REQUIREMENT:
Without the pictures, set down the records below word for word.

DATA PROVIDED:
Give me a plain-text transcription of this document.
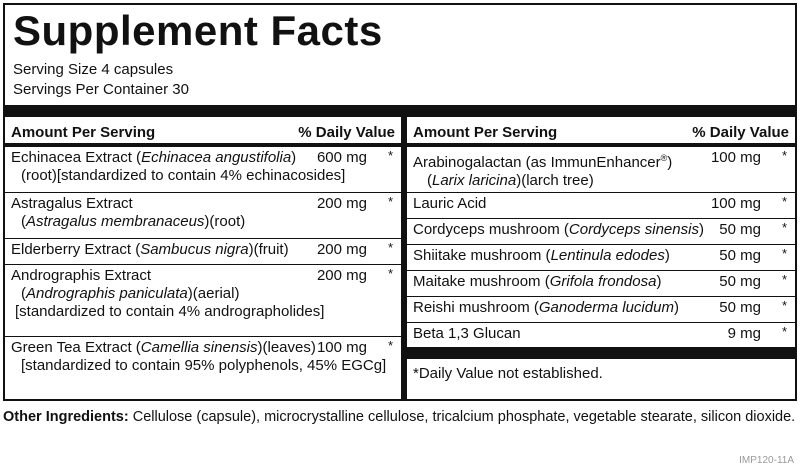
Supplement Facts
Serving Size 4 capsules
Servings Per Container 30
Amount Per Serving	% Daily Value
Echinacea Extract (Echinacea angustifolia)
(root)[standardized to contain 4% echinacosides]
600 mg *
Astragalus Extract
(Astragalus membranaceus)(root)
200 mg *
Elderberry Extract (Sambucus nigra)(fruit) 200 mg *
Andrographis Extract
(Andrographis paniculata)(aerial)
[standardized to contain 4% andrographolides]
200 mg *
Green Tea Extract (Camellia sinensis)(leaves)
[standardized to contain 95% polyphenols, 45% EGCg]
100 mg *
Amount Per Serving	% Daily Value
Arabinogalactan (as ImmunEnhancer®)
(Larix laricina)(larch tree)
100 mg *
Lauric Acid	100 mg *
Cordyceps mushroom (Cordyceps sinensis) 50 mg *
Shiitake mushroom (Lentinula edodes)	50 mg *
Maitake mushroom (Grifola frondosa)	50 mg *
Reishi mushroom (Ganoderma lucidum)	50 mg *
Beta 1,3 Glucan	9 mg *
*Daily Value not established.
Other Ingredients: Cellulose (capsule), microcrystalline cellulose, tricalcium phosphate, vegetable stearate, silicon dioxide.
IMP120-11A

EXERCISE SOLUTION:
Give me a plain-text transcription of this document.
Supplement Facts
Serving Size 4 capsules
Servings Per Container 30
Amount Per Serving	% Daily Value
Echinacea Extract (Echinacea angustifolia)
(root)[standardized to contain 4% echinacosides]
600 mg *
Astragalus Extract
(Astragalus membranaceus)(root)
200 mg *
Elderberry Extract (Sambucus nigra)(fruit) 200 mg *
Andrographis Extract
(Andrographis paniculata)(aerial)
[standardized to contain 4% andrographolides]
200 mg *
Green Tea Extract (Camellia sinensis)(leaves)
[standardized to contain 95% polyphenols, 45% EGCg]
100 mg *
Amount Per Serving	% Daily Value
Arabinogalactan (as ImmunEnhancer®)
(Larix laricina)(larch tree)
100 mg *
Lauric Acid	100 mg *
Cordyceps mushroom (Cordyceps sinensis) 50 mg *
Shiitake mushroom (Lentinula edodes)	50 mg *
Maitake mushroom (Grifola frondosa)	50 mg *
Reishi mushroom (Ganoderma lucidum)	50 mg *
Beta 1,3 Glucan	9 mg *
*Daily Value not established.
Other Ingredients: Cellulose (capsule), microcrystalline cellulose, tricalcium phosphate, vegetable stearate, silicon dioxide.
IMP120-11A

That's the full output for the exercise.